Counting only lines that hold "xlabel", give the total and nothing more.

Raw data.
▬▬▬▬▬▬

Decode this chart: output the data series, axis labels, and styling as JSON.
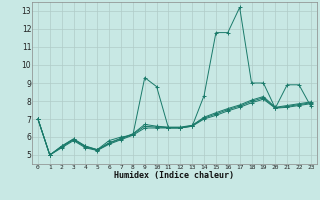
{
  "title": "",
  "xlabel": "Humidex (Indice chaleur)",
  "bg_color": "#c8e8e4",
  "grid_color": "#b0ccc8",
  "line_color": "#1a7a6a",
  "xlim": [
    -0.5,
    23.5
  ],
  "ylim": [
    4.5,
    13.5
  ],
  "xticks": [
    0,
    1,
    2,
    3,
    4,
    5,
    6,
    7,
    8,
    9,
    10,
    11,
    12,
    13,
    14,
    15,
    16,
    17,
    18,
    19,
    20,
    21,
    22,
    23
  ],
  "yticks": [
    5,
    6,
    7,
    8,
    9,
    10,
    11,
    12,
    13
  ],
  "lines": [
    [
      7.0,
      5.0,
      5.5,
      5.9,
      5.5,
      5.3,
      5.8,
      6.0,
      6.1,
      9.3,
      8.8,
      6.5,
      6.5,
      6.6,
      8.3,
      11.8,
      11.8,
      13.2,
      9.0,
      9.0,
      7.6,
      8.9,
      8.9,
      7.7
    ],
    [
      7.0,
      5.0,
      5.4,
      5.8,
      5.4,
      5.25,
      5.6,
      5.85,
      6.1,
      6.5,
      6.5,
      6.5,
      6.5,
      6.6,
      7.0,
      7.2,
      7.45,
      7.65,
      7.9,
      8.1,
      7.6,
      7.65,
      7.75,
      7.85
    ],
    [
      7.0,
      5.0,
      5.45,
      5.85,
      5.45,
      5.27,
      5.65,
      5.9,
      6.15,
      6.6,
      6.55,
      6.52,
      6.52,
      6.63,
      7.05,
      7.28,
      7.52,
      7.72,
      7.98,
      8.18,
      7.62,
      7.7,
      7.8,
      7.9
    ],
    [
      7.0,
      5.0,
      5.48,
      5.88,
      5.48,
      5.29,
      5.68,
      5.93,
      6.18,
      6.7,
      6.6,
      6.55,
      6.55,
      6.65,
      7.1,
      7.35,
      7.58,
      7.78,
      8.05,
      8.25,
      7.65,
      7.75,
      7.85,
      7.95
    ]
  ]
}
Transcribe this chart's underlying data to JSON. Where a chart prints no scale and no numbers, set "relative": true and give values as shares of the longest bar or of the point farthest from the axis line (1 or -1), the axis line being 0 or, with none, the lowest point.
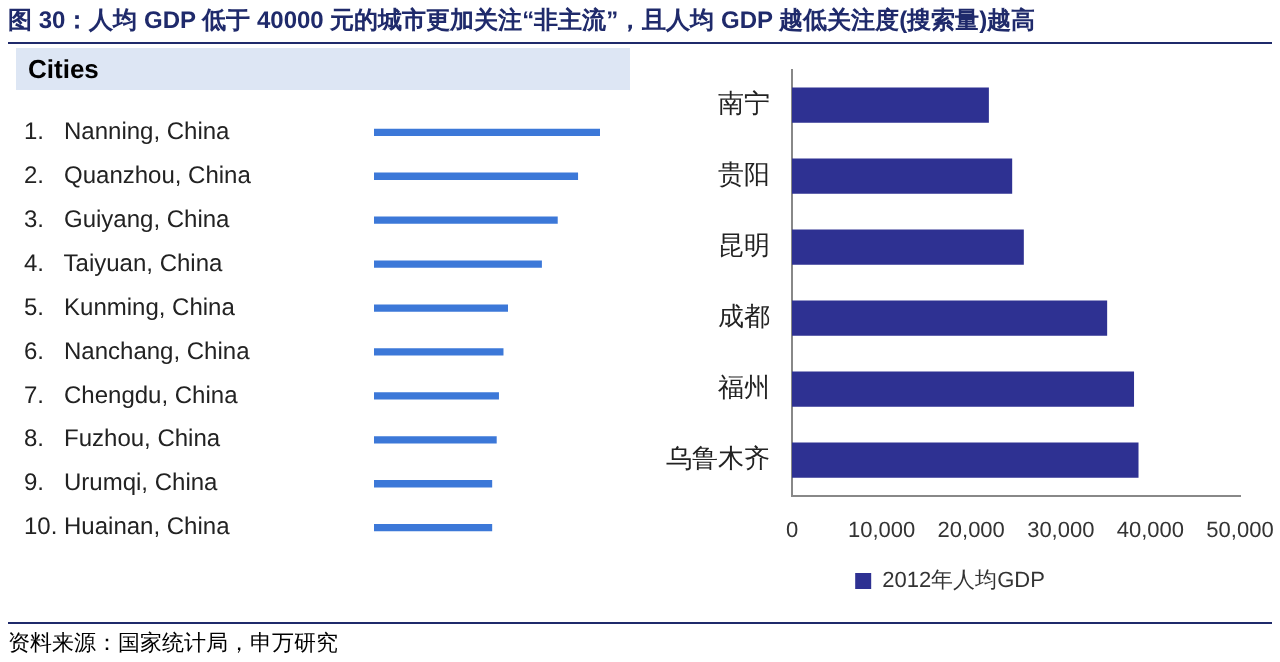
{
  "chart_data": [
    {
      "type": "bar",
      "orientation": "horizontal",
      "relative": true,
      "title": "图 30：人均 GDP 低于 40000 元的城市更加关注“非主流”，且人均 GDP 越低关注度(搜索量)越高",
      "ylabel": "Cities",
      "categories": [
        "1.   Nanning, China",
        "2.   Quanzhou, China",
        "3.   Guiyang, China",
        "4.   Taiyuan, China",
        "5.   Kunming, China",
        "6.   Nanchang, China",
        "7.   Chengdu, China",
        "8.   Fuzhou, China",
        "9.   Urumqi, China",
        "10. Huainan, China"
      ],
      "values": [
        1,
        0.9,
        0.81,
        0.74,
        0.59,
        0.57,
        0.55,
        0.54,
        0.52,
        0.52
      ],
      "color": "#3c78d8",
      "grid": false,
      "legend": false,
      "tick_labels": "y",
      "annotations": [
        "资料来源：国家统计局，申万研究"
      ]
    },
    {
      "type": "bar",
      "orientation": "horizontal",
      "categories": [
        "南宁",
        "贵阳",
        "昆明",
        "成都",
        "福州",
        "乌鲁木齐"
      ],
      "series": [
        {
          "name": "2012年人均GDP",
          "color": "#2e3192",
          "values": [
            21900,
            24500,
            25800,
            35100,
            38100,
            38600
          ]
        }
      ],
      "xlim": [
        0,
        50000
      ],
      "xticks": [
        0,
        {
          "value": 10000,
          "label": "10,000"
        },
        {
          "value": 20000,
          "label": "20,000"
        },
        {
          "value": 30000,
          "label": "30,000"
        },
        {
          "value": 40000,
          "label": "40,000"
        },
        {
          "value": 50000,
          "label": "50,000"
        }
      ],
      "grid": false,
      "legend": "bottom"
    }
  ]
}
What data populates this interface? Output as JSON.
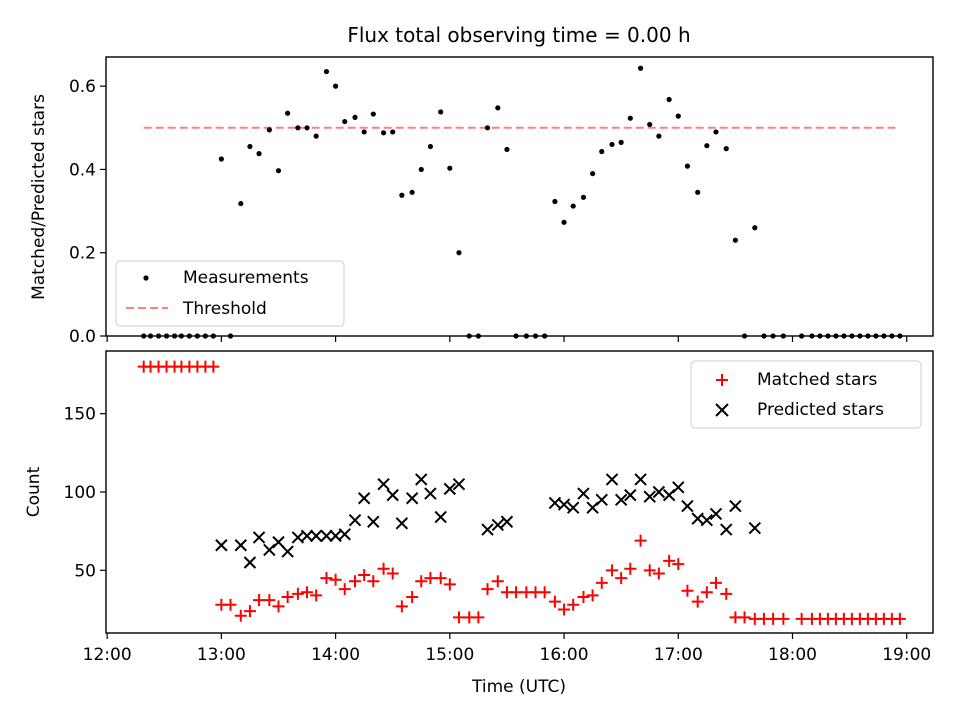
{
  "chart_data": [
    {
      "type": "scatter",
      "title": "Flux total observing time = 0.00 h",
      "xlabel": "",
      "ylabel": "Matched/Predicted stars",
      "xlim_hours": [
        11.99,
        19.23
      ],
      "ylim": [
        0,
        0.67
      ],
      "yticks": [
        0.0,
        0.2,
        0.4,
        0.6
      ],
      "ytick_labels": [
        "0.0",
        "0.2",
        "0.4",
        "0.6"
      ],
      "legend_position": "lower-left",
      "series": [
        {
          "name": "Measurements",
          "color": "#000000",
          "marker": "dot",
          "points": [
            [
              12.32,
              0
            ],
            [
              12.38,
              0
            ],
            [
              12.45,
              0
            ],
            [
              12.52,
              0
            ],
            [
              12.59,
              0
            ],
            [
              12.65,
              0
            ],
            [
              12.72,
              0
            ],
            [
              12.79,
              0
            ],
            [
              12.86,
              0
            ],
            [
              12.93,
              0
            ],
            [
              13.0,
              0.425
            ],
            [
              13.08,
              0
            ],
            [
              13.17,
              0.318
            ],
            [
              13.25,
              0.455
            ],
            [
              13.33,
              0.438
            ],
            [
              13.42,
              0.495
            ],
            [
              13.5,
              0.397
            ],
            [
              13.58,
              0.535
            ],
            [
              13.67,
              0.5
            ],
            [
              13.75,
              0.5
            ],
            [
              13.83,
              0.48
            ],
            [
              13.92,
              0.635
            ],
            [
              14.0,
              0.6
            ],
            [
              14.08,
              0.515
            ],
            [
              14.17,
              0.525
            ],
            [
              14.25,
              0.49
            ],
            [
              14.33,
              0.533
            ],
            [
              14.42,
              0.488
            ],
            [
              14.5,
              0.49
            ],
            [
              14.58,
              0.338
            ],
            [
              14.67,
              0.345
            ],
            [
              14.75,
              0.4
            ],
            [
              14.83,
              0.455
            ],
            [
              14.92,
              0.538
            ],
            [
              15.0,
              0.403
            ],
            [
              15.08,
              0.2
            ],
            [
              15.17,
              0
            ],
            [
              15.25,
              0
            ],
            [
              15.33,
              0.5
            ],
            [
              15.42,
              0.548
            ],
            [
              15.5,
              0.448
            ],
            [
              15.58,
              0
            ],
            [
              15.67,
              0
            ],
            [
              15.75,
              0
            ],
            [
              15.83,
              0
            ],
            [
              15.92,
              0.323
            ],
            [
              16.0,
              0.273
            ],
            [
              16.08,
              0.312
            ],
            [
              16.17,
              0.333
            ],
            [
              16.25,
              0.39
            ],
            [
              16.33,
              0.443
            ],
            [
              16.42,
              0.46
            ],
            [
              16.5,
              0.465
            ],
            [
              16.58,
              0.523
            ],
            [
              16.67,
              0.643
            ],
            [
              16.75,
              0.508
            ],
            [
              16.83,
              0.48
            ],
            [
              16.92,
              0.568
            ],
            [
              17.0,
              0.528
            ],
            [
              17.08,
              0.408
            ],
            [
              17.17,
              0.345
            ],
            [
              17.25,
              0.457
            ],
            [
              17.33,
              0.49
            ],
            [
              17.42,
              0.45
            ],
            [
              17.5,
              0.23
            ],
            [
              17.58,
              0
            ],
            [
              17.67,
              0.26
            ],
            [
              17.75,
              0
            ],
            [
              17.83,
              0
            ],
            [
              17.92,
              0
            ],
            [
              18.08,
              0
            ],
            [
              18.17,
              0
            ],
            [
              18.24,
              0
            ],
            [
              18.31,
              0
            ],
            [
              18.38,
              0
            ],
            [
              18.45,
              0
            ],
            [
              18.52,
              0
            ],
            [
              18.59,
              0
            ],
            [
              18.66,
              0
            ],
            [
              18.73,
              0
            ],
            [
              18.8,
              0
            ],
            [
              18.87,
              0
            ],
            [
              18.94,
              0
            ]
          ]
        },
        {
          "name": "Threshold",
          "color": "#ff7f7f",
          "style": "dashed",
          "x_range_hours": [
            12.32,
            18.9
          ],
          "y": 0.5
        }
      ]
    },
    {
      "type": "scatter",
      "title": "",
      "xlabel": "Time (UTC)",
      "ylabel": "Count",
      "xlim_hours": [
        11.99,
        19.23
      ],
      "ylim": [
        10,
        190
      ],
      "yticks": [
        50,
        100,
        150
      ],
      "ytick_labels": [
        "50",
        "100",
        "150"
      ],
      "xticks_hours": [
        12,
        13,
        14,
        15,
        16,
        17,
        18,
        19
      ],
      "xtick_labels": [
        "12:00",
        "13:00",
        "14:00",
        "15:00",
        "16:00",
        "17:00",
        "18:00",
        "19:00"
      ],
      "legend_position": "upper-right",
      "series": [
        {
          "name": "Matched stars",
          "color": "#ff0000",
          "marker": "plus",
          "points": [
            [
              12.32,
              180
            ],
            [
              12.38,
              180
            ],
            [
              12.45,
              180
            ],
            [
              12.52,
              180
            ],
            [
              12.59,
              180
            ],
            [
              12.65,
              180
            ],
            [
              12.72,
              180
            ],
            [
              12.79,
              180
            ],
            [
              12.86,
              180
            ],
            [
              12.93,
              180
            ],
            [
              13.0,
              28
            ],
            [
              13.08,
              28
            ],
            [
              13.17,
              21
            ],
            [
              13.25,
              24
            ],
            [
              13.33,
              31
            ],
            [
              13.42,
              31
            ],
            [
              13.5,
              27
            ],
            [
              13.58,
              33
            ],
            [
              13.67,
              35
            ],
            [
              13.75,
              36
            ],
            [
              13.83,
              34
            ],
            [
              13.92,
              45
            ],
            [
              14.0,
              44
            ],
            [
              14.08,
              38
            ],
            [
              14.17,
              43
            ],
            [
              14.25,
              47
            ],
            [
              14.33,
              43
            ],
            [
              14.42,
              51
            ],
            [
              14.5,
              48
            ],
            [
              14.58,
              27
            ],
            [
              14.67,
              33
            ],
            [
              14.75,
              43
            ],
            [
              14.83,
              45
            ],
            [
              14.92,
              45
            ],
            [
              15.0,
              41
            ],
            [
              15.08,
              20
            ],
            [
              15.17,
              20
            ],
            [
              15.25,
              20
            ],
            [
              15.33,
              38
            ],
            [
              15.42,
              43
            ],
            [
              15.5,
              36
            ],
            [
              15.58,
              36
            ],
            [
              15.67,
              36
            ],
            [
              15.75,
              36
            ],
            [
              15.83,
              36
            ],
            [
              15.92,
              30
            ],
            [
              16.0,
              25
            ],
            [
              16.08,
              28
            ],
            [
              16.17,
              33
            ],
            [
              16.25,
              34
            ],
            [
              16.33,
              42
            ],
            [
              16.42,
              50
            ],
            [
              16.5,
              45
            ],
            [
              16.58,
              51
            ],
            [
              16.67,
              69
            ],
            [
              16.75,
              50
            ],
            [
              16.83,
              48
            ],
            [
              16.92,
              56
            ],
            [
              17.0,
              54
            ],
            [
              17.08,
              37
            ],
            [
              17.17,
              30
            ],
            [
              17.25,
              36
            ],
            [
              17.33,
              42
            ],
            [
              17.42,
              35
            ],
            [
              17.5,
              20
            ],
            [
              17.58,
              20
            ],
            [
              17.67,
              19
            ],
            [
              17.75,
              19
            ],
            [
              17.83,
              19
            ],
            [
              17.92,
              19
            ],
            [
              18.08,
              19
            ],
            [
              18.17,
              19
            ],
            [
              18.24,
              19
            ],
            [
              18.31,
              19
            ],
            [
              18.38,
              19
            ],
            [
              18.45,
              19
            ],
            [
              18.52,
              19
            ],
            [
              18.59,
              19
            ],
            [
              18.66,
              19
            ],
            [
              18.73,
              19
            ],
            [
              18.8,
              19
            ],
            [
              18.87,
              19
            ],
            [
              18.94,
              19
            ]
          ]
        },
        {
          "name": "Predicted stars",
          "color": "#000000",
          "marker": "cross",
          "points": [
            [
              13.0,
              66
            ],
            [
              13.17,
              66
            ],
            [
              13.25,
              55
            ],
            [
              13.33,
              71
            ],
            [
              13.42,
              63
            ],
            [
              13.5,
              68
            ],
            [
              13.58,
              62
            ],
            [
              13.67,
              71
            ],
            [
              13.75,
              72
            ],
            [
              13.83,
              72
            ],
            [
              13.92,
              72
            ],
            [
              14.0,
              72
            ],
            [
              14.08,
              73
            ],
            [
              14.17,
              82
            ],
            [
              14.25,
              96
            ],
            [
              14.33,
              81
            ],
            [
              14.42,
              105
            ],
            [
              14.5,
              98
            ],
            [
              14.58,
              80
            ],
            [
              14.67,
              96
            ],
            [
              14.75,
              108
            ],
            [
              14.83,
              99
            ],
            [
              14.92,
              84
            ],
            [
              15.0,
              102
            ],
            [
              15.08,
              105
            ],
            [
              15.33,
              76
            ],
            [
              15.42,
              79
            ],
            [
              15.5,
              81
            ],
            [
              15.92,
              93
            ],
            [
              16.0,
              92
            ],
            [
              16.08,
              90
            ],
            [
              16.17,
              99
            ],
            [
              16.25,
              90
            ],
            [
              16.33,
              95
            ],
            [
              16.42,
              108
            ],
            [
              16.5,
              95
            ],
            [
              16.58,
              98
            ],
            [
              16.67,
              108
            ],
            [
              16.75,
              97
            ],
            [
              16.83,
              100
            ],
            [
              16.92,
              98
            ],
            [
              17.0,
              103
            ],
            [
              17.08,
              91
            ],
            [
              17.17,
              83
            ],
            [
              17.25,
              82
            ],
            [
              17.33,
              86
            ],
            [
              17.42,
              76
            ],
            [
              17.5,
              91
            ],
            [
              17.67,
              77
            ]
          ]
        }
      ]
    }
  ]
}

▬▬▬▬▬▬

Response to this task.
3